## PAGE EXTRACT
------------------------
He added, “We are firmly out of the realm of policy here. Or reality, even. So long as there is a trans activist in San Francisco posting on BlueSky, these people will be aggrieved. Even if their preferred political party holds the presidency, controls Congress, and has an openly corrupt majority in the Supreme Court. Domination of the political system is not enough; they want the people who disgust them to disappear.”
This means that “if ‘democracy’ produces anything they dislike, then they are ready to be done with democracy.” A hypothetical “Cletus” supports Trump regardless of economics because “he’s mad that the brown girl at Starbucks with the nose ring and the pronouns on her apron exists. And even if she doesn’t work at his local Starbucks, he’s sure that she’s out there, somewhere. He doesn’t like it and he thinks that he should be able to rule over her, even if there are more of her and her ilk than there are of him.”
The recent study treads the same ground as the landmark 2019 book “Dying of Whiteness,” written by psychiatrist Jonathan Metzl, who in the Boston Review published an anecdote about a conservative named Trevor who had to quit his job as a cab driver because he was dying of hepatitis C. Despite the fact that his state of Tennessee denied him access to health care that could have saved him, Trevor was staunch in his opposition to the Obamacare exchanges that could have provided him with help in the form of the polymerase inhibitors, a lifesaving liver transplant or other treatment options.
------------------------
## DATA TO EXAMINE
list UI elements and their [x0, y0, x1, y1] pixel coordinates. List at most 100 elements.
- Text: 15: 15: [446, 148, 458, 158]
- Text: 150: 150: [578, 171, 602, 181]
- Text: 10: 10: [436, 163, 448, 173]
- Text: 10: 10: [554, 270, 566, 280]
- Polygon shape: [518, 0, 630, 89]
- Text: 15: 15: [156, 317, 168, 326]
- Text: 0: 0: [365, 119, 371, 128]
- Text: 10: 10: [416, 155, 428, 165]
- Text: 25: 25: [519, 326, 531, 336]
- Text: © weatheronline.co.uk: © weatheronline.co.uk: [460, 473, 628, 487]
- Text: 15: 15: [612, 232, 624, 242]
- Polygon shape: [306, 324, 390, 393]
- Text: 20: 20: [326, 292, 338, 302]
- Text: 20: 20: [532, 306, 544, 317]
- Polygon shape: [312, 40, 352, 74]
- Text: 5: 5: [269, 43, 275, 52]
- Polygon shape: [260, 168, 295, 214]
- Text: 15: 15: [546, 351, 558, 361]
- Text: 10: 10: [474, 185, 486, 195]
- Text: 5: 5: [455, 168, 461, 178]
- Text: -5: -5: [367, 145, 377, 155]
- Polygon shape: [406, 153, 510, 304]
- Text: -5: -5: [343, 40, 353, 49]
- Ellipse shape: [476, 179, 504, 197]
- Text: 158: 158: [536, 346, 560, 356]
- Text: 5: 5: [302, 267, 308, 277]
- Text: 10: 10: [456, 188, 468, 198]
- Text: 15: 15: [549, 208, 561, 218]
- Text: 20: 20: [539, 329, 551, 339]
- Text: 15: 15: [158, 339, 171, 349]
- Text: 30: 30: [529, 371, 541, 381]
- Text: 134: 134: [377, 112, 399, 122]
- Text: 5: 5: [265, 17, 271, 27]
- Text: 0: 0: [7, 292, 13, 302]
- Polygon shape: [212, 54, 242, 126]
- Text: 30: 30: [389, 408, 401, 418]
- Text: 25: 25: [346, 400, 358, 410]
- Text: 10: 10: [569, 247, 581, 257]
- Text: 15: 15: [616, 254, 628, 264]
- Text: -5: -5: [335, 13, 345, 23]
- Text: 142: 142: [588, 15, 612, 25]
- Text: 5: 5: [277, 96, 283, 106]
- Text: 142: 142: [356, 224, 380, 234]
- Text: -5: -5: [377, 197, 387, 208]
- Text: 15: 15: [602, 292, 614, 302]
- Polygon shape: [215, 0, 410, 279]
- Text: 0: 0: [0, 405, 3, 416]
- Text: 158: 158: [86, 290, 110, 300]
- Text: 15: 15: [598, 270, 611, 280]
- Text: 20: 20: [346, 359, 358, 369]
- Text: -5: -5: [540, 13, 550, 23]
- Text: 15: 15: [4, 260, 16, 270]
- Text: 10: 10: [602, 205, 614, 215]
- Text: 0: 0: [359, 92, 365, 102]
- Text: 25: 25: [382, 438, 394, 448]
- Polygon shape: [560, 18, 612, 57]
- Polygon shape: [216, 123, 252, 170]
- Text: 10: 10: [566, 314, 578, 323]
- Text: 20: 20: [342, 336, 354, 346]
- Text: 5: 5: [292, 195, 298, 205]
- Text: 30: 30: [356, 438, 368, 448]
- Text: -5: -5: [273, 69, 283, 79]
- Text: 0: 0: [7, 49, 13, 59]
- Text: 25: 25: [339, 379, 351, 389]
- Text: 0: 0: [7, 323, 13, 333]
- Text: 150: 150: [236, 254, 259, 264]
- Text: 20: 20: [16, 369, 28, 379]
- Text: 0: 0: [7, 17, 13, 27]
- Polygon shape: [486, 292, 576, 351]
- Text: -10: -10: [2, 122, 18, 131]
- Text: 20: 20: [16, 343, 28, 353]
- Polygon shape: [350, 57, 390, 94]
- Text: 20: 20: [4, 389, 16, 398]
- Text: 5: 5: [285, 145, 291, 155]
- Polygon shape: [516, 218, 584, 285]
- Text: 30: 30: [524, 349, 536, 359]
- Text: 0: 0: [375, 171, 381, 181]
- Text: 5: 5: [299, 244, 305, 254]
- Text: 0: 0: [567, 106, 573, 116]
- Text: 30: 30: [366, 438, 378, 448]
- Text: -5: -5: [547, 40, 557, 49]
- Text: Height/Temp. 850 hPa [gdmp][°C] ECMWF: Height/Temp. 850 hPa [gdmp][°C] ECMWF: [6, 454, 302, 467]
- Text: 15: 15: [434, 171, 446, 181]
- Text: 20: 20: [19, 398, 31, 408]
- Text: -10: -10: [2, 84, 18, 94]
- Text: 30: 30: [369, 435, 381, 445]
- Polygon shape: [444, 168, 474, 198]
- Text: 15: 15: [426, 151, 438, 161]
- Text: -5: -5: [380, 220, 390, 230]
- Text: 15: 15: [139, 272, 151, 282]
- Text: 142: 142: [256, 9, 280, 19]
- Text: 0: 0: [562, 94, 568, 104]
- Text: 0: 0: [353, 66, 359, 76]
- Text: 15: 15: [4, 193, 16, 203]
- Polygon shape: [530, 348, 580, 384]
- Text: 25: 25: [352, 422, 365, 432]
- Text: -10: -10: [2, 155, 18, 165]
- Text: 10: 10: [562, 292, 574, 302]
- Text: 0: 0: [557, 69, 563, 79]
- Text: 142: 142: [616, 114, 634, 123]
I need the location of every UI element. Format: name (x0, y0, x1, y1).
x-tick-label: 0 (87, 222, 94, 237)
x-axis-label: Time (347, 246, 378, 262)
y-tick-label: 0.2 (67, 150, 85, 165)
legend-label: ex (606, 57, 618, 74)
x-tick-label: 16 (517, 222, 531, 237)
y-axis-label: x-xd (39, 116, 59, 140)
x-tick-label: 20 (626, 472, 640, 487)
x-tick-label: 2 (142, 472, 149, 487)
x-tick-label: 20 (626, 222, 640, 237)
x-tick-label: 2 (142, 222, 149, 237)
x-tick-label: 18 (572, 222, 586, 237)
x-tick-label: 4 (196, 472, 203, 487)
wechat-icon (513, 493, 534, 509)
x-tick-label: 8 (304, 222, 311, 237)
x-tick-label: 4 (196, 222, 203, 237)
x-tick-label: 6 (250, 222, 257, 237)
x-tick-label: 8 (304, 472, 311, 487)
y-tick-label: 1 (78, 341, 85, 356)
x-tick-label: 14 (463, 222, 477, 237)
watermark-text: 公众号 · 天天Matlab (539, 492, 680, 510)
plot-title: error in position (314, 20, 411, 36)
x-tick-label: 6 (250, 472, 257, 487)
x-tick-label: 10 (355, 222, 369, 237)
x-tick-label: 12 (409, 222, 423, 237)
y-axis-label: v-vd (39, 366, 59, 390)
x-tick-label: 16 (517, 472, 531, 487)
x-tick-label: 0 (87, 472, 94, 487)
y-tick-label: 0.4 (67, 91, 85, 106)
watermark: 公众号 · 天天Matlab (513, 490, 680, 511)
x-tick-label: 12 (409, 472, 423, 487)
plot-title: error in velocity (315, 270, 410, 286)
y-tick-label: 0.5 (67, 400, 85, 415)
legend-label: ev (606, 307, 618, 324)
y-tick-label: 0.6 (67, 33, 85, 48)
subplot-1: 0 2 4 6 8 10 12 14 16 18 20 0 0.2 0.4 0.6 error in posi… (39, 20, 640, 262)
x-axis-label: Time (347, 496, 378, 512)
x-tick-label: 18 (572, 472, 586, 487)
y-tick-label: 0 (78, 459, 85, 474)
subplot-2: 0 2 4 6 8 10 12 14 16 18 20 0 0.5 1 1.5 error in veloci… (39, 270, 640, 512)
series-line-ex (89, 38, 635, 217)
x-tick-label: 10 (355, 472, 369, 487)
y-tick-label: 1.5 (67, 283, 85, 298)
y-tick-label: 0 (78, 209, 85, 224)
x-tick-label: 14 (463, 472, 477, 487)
------------------------
## TASK BRIEF
Summarize the passage on political grievance in three sentences.

## ANSWER AREA
A quoted commentator says that these people will stay aggrieved as long as a trans activist in San Francisco posts on BlueSky, even when their party holds the presidency, Congress and the Supreme Court, because they want the people who disgust them to disappear. If democracy produces anything they dislike, they are ready to be done with it, and a hypothetical "Cletus" supports Trump because he is mad that a Starbucks worker with pronouns on her apron exists and thinks he should rule over her. The recent study covers the same ground as psychiatrist Jonathan Metzl's 2019 book "Dying of Whiteness," and Metzl told of Trevor, a Tennessee man dying of hepatitis C who still opposed the Obamacare exchanges that could have helped him get treatment.